**What is being asked:** Change every "y2-tick-label" to "secondary-tick-label" in the stretch of the listing from its start through the line containing "17, 138, 44]", and give those lines back with nothing else altered.

**Provided data:**

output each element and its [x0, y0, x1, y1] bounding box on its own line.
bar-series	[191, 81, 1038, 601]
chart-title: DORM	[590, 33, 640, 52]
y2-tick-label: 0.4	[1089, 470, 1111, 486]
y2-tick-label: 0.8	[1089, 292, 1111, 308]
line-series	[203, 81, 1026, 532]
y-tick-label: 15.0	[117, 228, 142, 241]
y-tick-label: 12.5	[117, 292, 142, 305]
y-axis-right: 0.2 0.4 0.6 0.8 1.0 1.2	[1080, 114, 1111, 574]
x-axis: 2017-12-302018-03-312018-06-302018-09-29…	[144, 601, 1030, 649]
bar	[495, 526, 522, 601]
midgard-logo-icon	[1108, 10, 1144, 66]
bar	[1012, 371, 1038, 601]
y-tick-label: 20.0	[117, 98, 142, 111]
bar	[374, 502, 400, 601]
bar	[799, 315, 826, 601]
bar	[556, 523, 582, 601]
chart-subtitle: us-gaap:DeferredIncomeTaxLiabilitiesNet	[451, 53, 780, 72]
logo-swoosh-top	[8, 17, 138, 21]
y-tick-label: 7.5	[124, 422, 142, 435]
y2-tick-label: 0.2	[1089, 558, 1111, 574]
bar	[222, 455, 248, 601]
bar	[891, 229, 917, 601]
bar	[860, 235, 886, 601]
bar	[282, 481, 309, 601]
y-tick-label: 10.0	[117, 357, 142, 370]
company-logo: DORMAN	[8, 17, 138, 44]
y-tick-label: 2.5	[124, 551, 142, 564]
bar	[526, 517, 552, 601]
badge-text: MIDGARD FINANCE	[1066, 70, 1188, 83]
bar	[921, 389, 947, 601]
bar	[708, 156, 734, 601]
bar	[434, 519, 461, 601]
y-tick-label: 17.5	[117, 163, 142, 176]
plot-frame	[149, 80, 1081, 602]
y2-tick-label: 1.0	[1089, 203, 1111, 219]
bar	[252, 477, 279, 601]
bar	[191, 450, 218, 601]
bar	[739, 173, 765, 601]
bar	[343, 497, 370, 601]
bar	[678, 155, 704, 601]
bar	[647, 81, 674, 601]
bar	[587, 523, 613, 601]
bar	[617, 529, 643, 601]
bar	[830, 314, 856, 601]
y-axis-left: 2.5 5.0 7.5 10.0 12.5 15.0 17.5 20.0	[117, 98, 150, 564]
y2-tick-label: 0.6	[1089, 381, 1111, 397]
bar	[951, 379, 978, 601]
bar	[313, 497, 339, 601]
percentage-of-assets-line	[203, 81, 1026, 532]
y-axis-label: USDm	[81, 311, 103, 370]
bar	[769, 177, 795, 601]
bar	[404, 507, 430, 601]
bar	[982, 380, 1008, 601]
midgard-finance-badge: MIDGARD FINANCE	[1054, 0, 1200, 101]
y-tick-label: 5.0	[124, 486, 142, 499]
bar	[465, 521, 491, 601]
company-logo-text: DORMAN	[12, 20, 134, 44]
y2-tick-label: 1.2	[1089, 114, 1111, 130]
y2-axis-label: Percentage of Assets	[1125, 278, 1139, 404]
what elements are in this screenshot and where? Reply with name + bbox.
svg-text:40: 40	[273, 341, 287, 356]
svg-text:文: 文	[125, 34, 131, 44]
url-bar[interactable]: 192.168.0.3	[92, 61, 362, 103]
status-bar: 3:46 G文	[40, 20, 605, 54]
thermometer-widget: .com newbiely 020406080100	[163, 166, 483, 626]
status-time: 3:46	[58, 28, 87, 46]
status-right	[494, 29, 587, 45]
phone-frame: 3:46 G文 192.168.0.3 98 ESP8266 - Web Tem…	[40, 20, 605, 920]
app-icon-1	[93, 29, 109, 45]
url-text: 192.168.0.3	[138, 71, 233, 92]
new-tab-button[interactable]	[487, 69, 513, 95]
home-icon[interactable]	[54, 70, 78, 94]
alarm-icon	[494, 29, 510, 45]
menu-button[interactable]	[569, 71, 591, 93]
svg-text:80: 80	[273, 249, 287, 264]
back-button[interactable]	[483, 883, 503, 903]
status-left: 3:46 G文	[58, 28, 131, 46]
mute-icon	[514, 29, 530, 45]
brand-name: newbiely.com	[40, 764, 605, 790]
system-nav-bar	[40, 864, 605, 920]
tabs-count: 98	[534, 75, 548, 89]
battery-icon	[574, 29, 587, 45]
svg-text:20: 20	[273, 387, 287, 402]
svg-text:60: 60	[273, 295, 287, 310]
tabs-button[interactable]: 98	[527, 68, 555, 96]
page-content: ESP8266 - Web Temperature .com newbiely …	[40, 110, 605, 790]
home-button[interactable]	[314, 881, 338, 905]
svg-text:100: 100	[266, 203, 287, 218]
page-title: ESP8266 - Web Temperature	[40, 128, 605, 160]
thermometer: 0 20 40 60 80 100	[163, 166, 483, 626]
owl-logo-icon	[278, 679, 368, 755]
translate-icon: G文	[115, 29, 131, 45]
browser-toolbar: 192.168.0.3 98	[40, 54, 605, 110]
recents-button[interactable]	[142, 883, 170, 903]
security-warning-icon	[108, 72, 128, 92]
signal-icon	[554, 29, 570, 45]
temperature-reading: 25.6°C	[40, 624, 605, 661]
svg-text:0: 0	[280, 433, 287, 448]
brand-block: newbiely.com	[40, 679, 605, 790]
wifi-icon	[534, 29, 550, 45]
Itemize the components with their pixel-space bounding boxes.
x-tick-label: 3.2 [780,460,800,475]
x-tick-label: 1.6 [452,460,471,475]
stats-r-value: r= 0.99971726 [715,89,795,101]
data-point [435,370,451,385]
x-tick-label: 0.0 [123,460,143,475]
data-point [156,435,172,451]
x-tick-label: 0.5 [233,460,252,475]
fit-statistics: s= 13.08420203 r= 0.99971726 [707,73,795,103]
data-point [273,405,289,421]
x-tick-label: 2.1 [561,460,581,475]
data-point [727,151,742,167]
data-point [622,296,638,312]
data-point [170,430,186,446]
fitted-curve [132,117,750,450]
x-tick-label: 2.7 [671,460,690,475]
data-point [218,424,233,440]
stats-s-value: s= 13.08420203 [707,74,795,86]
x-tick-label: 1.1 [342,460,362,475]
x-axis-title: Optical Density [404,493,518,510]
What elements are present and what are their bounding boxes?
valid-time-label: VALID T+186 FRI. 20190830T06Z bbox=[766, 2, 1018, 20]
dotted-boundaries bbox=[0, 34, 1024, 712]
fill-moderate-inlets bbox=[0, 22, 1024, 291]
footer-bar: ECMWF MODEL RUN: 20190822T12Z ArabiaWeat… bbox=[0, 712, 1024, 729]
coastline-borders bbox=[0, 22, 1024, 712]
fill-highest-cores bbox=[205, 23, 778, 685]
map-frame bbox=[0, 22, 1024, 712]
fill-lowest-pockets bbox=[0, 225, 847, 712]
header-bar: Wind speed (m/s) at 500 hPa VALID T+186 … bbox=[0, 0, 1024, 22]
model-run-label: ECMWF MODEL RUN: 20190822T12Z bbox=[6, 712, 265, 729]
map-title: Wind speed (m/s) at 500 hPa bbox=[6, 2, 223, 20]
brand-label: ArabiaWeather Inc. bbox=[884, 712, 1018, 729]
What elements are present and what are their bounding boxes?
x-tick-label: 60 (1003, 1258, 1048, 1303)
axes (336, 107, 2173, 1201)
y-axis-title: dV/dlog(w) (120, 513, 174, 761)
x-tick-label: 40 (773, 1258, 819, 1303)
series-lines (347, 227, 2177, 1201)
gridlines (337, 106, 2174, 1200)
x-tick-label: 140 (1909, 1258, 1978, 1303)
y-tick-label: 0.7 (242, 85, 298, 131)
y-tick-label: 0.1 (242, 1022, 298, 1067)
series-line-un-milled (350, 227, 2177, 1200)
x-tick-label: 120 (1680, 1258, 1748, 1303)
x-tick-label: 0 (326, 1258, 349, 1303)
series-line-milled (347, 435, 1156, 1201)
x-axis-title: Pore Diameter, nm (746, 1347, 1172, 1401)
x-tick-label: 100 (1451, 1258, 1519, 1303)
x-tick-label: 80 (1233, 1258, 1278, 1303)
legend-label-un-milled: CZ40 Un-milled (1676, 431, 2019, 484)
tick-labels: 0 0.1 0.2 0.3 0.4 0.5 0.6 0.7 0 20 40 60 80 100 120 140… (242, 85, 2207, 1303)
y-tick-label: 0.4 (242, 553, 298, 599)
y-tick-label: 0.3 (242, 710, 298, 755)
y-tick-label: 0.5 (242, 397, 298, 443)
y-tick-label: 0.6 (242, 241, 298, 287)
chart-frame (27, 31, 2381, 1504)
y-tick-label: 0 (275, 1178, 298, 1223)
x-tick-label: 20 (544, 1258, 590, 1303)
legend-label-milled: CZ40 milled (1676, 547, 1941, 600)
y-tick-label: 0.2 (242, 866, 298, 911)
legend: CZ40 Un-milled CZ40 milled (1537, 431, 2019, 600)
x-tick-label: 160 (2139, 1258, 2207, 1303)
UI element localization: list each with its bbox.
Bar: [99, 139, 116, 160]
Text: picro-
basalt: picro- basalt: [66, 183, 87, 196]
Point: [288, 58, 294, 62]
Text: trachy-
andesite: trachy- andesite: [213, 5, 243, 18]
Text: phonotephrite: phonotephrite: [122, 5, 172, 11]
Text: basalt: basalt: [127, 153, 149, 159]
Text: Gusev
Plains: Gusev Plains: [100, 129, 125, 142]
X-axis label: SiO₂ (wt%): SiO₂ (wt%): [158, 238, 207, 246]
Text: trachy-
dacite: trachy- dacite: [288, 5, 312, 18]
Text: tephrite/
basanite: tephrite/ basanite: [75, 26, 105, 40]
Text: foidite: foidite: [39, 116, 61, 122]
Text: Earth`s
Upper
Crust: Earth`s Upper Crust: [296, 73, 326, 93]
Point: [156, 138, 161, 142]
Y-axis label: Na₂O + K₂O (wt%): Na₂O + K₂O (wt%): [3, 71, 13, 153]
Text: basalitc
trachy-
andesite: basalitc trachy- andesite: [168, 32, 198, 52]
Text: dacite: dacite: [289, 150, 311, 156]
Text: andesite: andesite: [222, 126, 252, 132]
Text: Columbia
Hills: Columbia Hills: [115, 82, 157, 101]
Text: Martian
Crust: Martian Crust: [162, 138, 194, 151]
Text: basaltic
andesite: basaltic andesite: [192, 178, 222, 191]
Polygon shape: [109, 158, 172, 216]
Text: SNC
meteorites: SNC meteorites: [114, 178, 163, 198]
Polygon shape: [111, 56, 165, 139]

**Exercise result:**
output each element and its [x0, y0, x1, y1] bounding box on its own line.
bar-series	[191, 81, 1038, 601]
chart-title: DORM	[590, 33, 640, 52]
secondary-tick-label: 0.4	[1089, 470, 1111, 486]
secondary-tick-label: 0.8	[1089, 292, 1111, 308]
line-series	[203, 81, 1026, 532]
y-tick-label: 15.0	[117, 228, 142, 241]
y-tick-label: 12.5	[117, 292, 142, 305]
y-axis-right: 0.2 0.4 0.6 0.8 1.0 1.2	[1080, 114, 1111, 574]
x-axis: 2017-12-302018-03-312018-06-302018-09-29…	[144, 601, 1030, 649]
bar	[495, 526, 522, 601]
midgard-logo-icon	[1108, 10, 1144, 66]
bar	[1012, 371, 1038, 601]
y-tick-label: 20.0	[117, 98, 142, 111]
bar	[374, 502, 400, 601]
bar	[799, 315, 826, 601]
bar	[556, 523, 582, 601]
chart-subtitle: us-gaap:DeferredIncomeTaxLiabilitiesNet	[451, 53, 780, 72]
logo-swoosh-top	[8, 17, 138, 21]
y-tick-label: 7.5	[124, 422, 142, 435]
secondary-tick-label: 0.2	[1089, 558, 1111, 574]
bar	[222, 455, 248, 601]
bar	[891, 229, 917, 601]
bar	[860, 235, 886, 601]
bar	[282, 481, 309, 601]
y-tick-label: 10.0	[117, 357, 142, 370]
company-logo: DORMAN	[8, 17, 138, 44]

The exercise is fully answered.